TASK STATEMENT:
Transcribe the listing in full, excluding any pictures.

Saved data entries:
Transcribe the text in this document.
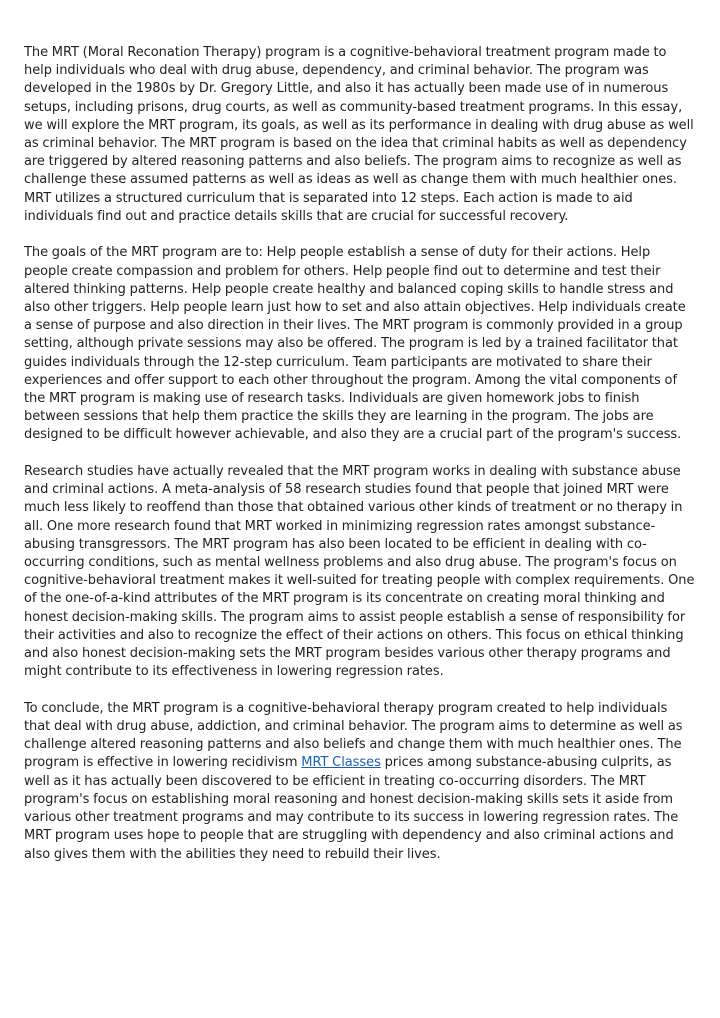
The MRT (Moral Reconation Therapy) program is a cognitive-behavioral treatment program made to help individuals who deal with drug abuse, dependency, and criminal behavior. The program was developed in the 1980s by Dr. Gregory Little, and also it has actually been made use of in numerous setups, including prisons, drug courts, as well as community-based treatment programs. In this essay, we will explore the MRT program, its goals, as well as its performance in dealing with drug abuse as well as criminal behavior. The MRT program is based on the idea that criminal habits as well as dependency are triggered by altered reasoning patterns and also beliefs. The program aims to recognize as well as challenge these assumed patterns as well as ideas as well as change them with much healthier ones. MRT utilizes a structured curriculum that is separated into 12 steps. Each action is made to aid individuals find out and practice details skills that are crucial for successful recovery.

The goals of the MRT program are to: Help people establish a sense of duty for their actions. Help people create compassion and problem for others. Help people find out to determine and test their altered thinking patterns. Help people create healthy and balanced coping skills to handle stress and also other triggers. Help people learn just how to set and also attain objectives. Help individuals create a sense of purpose and also direction in their lives. The MRT program is commonly provided in a group setting, although private sessions may also be offered. The program is led by a trained facilitator that guides individuals through the 12-step curriculum. Team participants are motivated to share their experiences and offer support to each other throughout the program. Among the vital components of the MRT program is making use of research tasks. Individuals are given homework jobs to finish between sessions that help them practice the skills they are learning in the program. The jobs are designed to be difficult however achievable, and also they are a crucial part of the program's success.

Research studies have actually revealed that the MRT program works in dealing with substance abuse and criminal actions. A meta-analysis of 58 research studies found that people that joined MRT were much less likely to reoffend than those that obtained various other kinds of treatment or no therapy in all. One more research found that MRT worked in minimizing regression rates amongst substance-abusing transgressors. The MRT program has also been located to be efficient in dealing with co-occurring conditions, such as mental wellness problems and also drug abuse. The program's focus on cognitive-behavioral treatment makes it well-suited for treating people with complex requirements. One of the one-of-a-kind attributes of the MRT program is its concentrate on creating moral thinking and honest decision-making skills. The program aims to assist people establish a sense of responsibility for their activities and also to recognize the effect of their actions on others. This focus on ethical thinking and also honest decision-making sets the MRT program besides various other therapy programs and might contribute to its effectiveness in lowering regression rates.

To conclude, the MRT program is a cognitive-behavioral therapy program created to help individuals that deal with drug abuse, addiction, and criminal behavior. The program aims to determine as well as challenge altered reasoning patterns and also beliefs and change them with much healthier ones. The program is effective in lowering recidivism MRT Classes prices among substance-abusing culprits, as well as it has actually been discovered to be efficient in treating co-occurring disorders. The MRT program's focus on establishing moral reasoning and honest decision-making skills sets it aside from various other treatment programs and may contribute to its success in lowering regression rates. The MRT program uses hope to people that are struggling with dependency and also criminal actions and also gives them with the abilities they need to rebuild their lives.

FINAL ANSWER:
Transcribe the text in this document.
The MRT (Moral Reconation Therapy) program is a cognitive-behavioral treatment program made to help individuals who deal with drug abuse, dependency, and criminal behavior. The program was developed in the 1980s by Dr. Gregory Little, and also it has actually been made use of in numerous setups, including prisons, drug courts, as well as community-based treatment programs. In this essay, we will explore the MRT program, its goals, as well as its performance in dealing with drug abuse as well as criminal behavior. The MRT program is based on the idea that criminal habits as well as dependency are triggered by altered reasoning patterns and also beliefs. The program aims to recognize as well as challenge these assumed patterns as well as ideas as well as change them with much healthier ones. MRT utilizes a structured curriculum that is separated into 12 steps. Each action is made to aid individuals find out and practice details skills that are crucial for successful recovery.

The goals of the MRT program are to: Help people establish a sense of duty for their actions. Help people create compassion and problem for others. Help people find out to determine and test their altered thinking patterns. Help people create healthy and balanced coping skills to handle stress and also other triggers. Help people learn just how to set and also attain objectives. Help individuals create a sense of purpose and also direction in their lives. The MRT program is commonly provided in a group setting, although private sessions may also be offered. The program is led by a trained facilitator that guides individuals through the 12-step curriculum. Team participants are motivated to share their experiences and offer support to each other throughout the program. Among the vital components of the MRT program is making use of research tasks. Individuals are given homework jobs to finish between sessions that help them practice the skills they are learning in the program. The jobs are designed to be difficult however achievable, and also they are a crucial part of the program's success.

Research studies have actually revealed that the MRT program works in dealing with substance abuse and criminal actions. A meta-analysis of 58 research studies found that people that joined MRT were much less likely to reoffend than those that obtained various other kinds of treatment or no therapy in all. One more research found that MRT worked in minimizing regression rates amongst substance-abusing transgressors. The MRT program has also been located to be efficient in dealing with co-occurring conditions, such as mental wellness problems and also drug abuse. The program's focus on cognitive-behavioral treatment makes it well-suited for treating people with complex requirements. One of the one-of-a-kind attributes of the MRT program is its concentrate on creating moral thinking and honest decision-making skills. The program aims to assist people establish a sense of responsibility for their activities and also to recognize the effect of their actions on others. This focus on ethical thinking and also honest decision-making sets the MRT program besides various other therapy programs and might contribute to its effectiveness in lowering regression rates.

To conclude, the MRT program is a cognitive-behavioral therapy program created to help individuals that deal with drug abuse, addiction, and criminal behavior. The program aims to determine as well as challenge altered reasoning patterns and also beliefs and change them with much healthier ones. The program is effective in lowering recidivism MRT Classes prices among substance-abusing culprits, as well as it has actually been discovered to be efficient in treating co-occurring disorders. The MRT program's focus on establishing moral reasoning and honest decision-making skills sets it aside from various other treatment programs and may contribute to its success in lowering regression rates. The MRT program uses hope to people that are struggling with dependency and also criminal actions and also gives them with the abilities they need to rebuild their lives.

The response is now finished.